**Work to do:**
Starting at the line below that contains "Convert this chart to structured JSON data.", print each line through the end of the records exactly as it appears.

(begin)

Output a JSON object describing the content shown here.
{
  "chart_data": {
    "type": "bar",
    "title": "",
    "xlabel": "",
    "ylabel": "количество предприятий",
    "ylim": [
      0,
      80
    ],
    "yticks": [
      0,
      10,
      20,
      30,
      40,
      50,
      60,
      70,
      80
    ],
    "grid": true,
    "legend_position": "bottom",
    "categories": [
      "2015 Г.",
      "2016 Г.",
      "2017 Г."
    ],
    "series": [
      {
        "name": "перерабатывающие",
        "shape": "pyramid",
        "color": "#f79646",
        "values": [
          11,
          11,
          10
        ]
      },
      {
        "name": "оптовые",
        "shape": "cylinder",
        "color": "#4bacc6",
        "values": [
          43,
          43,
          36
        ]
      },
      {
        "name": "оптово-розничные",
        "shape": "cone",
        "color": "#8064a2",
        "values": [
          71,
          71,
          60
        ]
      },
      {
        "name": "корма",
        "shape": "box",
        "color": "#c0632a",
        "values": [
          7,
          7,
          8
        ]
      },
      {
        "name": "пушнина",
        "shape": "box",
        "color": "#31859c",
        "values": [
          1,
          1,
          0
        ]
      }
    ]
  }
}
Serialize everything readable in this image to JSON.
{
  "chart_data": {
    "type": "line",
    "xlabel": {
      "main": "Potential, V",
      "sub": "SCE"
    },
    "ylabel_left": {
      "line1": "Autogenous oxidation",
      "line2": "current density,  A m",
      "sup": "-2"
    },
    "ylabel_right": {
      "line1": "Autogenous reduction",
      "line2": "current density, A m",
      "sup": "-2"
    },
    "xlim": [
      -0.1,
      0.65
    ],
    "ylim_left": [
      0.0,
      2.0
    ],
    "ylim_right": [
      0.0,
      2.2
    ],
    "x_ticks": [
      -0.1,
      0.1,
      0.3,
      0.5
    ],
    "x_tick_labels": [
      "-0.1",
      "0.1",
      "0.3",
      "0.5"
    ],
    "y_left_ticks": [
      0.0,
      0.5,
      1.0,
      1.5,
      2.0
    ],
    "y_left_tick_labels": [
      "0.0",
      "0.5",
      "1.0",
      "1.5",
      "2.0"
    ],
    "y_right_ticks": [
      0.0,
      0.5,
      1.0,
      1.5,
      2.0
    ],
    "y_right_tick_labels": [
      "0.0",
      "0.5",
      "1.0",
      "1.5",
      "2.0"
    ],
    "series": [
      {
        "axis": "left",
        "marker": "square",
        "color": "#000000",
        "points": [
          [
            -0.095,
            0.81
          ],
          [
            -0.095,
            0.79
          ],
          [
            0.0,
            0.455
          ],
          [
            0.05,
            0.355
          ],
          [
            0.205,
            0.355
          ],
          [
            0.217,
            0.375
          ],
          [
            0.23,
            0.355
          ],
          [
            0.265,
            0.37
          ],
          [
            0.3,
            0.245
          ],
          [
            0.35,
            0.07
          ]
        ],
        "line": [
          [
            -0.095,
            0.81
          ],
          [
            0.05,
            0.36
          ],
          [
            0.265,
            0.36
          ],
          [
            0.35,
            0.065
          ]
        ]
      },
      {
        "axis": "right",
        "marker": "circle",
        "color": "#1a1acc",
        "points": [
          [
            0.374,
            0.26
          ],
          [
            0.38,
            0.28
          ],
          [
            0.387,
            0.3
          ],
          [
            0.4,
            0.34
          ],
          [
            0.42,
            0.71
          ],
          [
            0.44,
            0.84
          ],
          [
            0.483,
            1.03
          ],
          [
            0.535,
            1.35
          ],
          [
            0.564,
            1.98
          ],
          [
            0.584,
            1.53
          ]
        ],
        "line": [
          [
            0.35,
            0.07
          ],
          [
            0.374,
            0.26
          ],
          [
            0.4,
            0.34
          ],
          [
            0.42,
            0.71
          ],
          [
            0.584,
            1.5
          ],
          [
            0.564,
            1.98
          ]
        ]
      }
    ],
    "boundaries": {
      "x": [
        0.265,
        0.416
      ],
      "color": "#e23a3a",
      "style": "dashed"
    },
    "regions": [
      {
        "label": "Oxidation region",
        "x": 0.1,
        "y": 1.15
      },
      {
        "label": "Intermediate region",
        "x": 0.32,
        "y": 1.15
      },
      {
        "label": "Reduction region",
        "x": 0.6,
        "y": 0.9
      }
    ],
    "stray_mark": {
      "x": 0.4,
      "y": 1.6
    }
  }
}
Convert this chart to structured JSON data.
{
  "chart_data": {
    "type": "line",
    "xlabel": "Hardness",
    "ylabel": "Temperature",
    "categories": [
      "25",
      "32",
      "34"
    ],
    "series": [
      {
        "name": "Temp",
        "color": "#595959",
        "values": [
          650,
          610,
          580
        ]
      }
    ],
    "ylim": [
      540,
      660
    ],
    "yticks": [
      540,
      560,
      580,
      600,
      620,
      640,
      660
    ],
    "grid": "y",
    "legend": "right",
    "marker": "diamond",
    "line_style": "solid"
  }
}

(end)

**Response:**
Convert this chart to structured JSON data.
{
  "chart_data": {
    "type": "line",
    "xlabel": "Hardness",
    "ylabel": "Temperature",
    "categories": [
      "25",
      "32",
      "34"
    ],
    "series": [
      {
        "name": "Temp",
        "color": "#595959",
        "values": [
          650,
          610,
          580
        ]
      }
    ],
    "ylim": [
      540,
      660
    ],
    "yticks": [
      540,
      560,
      580,
      600,
      620,
      640,
      660
    ],
    "grid": "y",
    "legend": "right",
    "marker": "diamond",
    "line_style": "solid"
  }
}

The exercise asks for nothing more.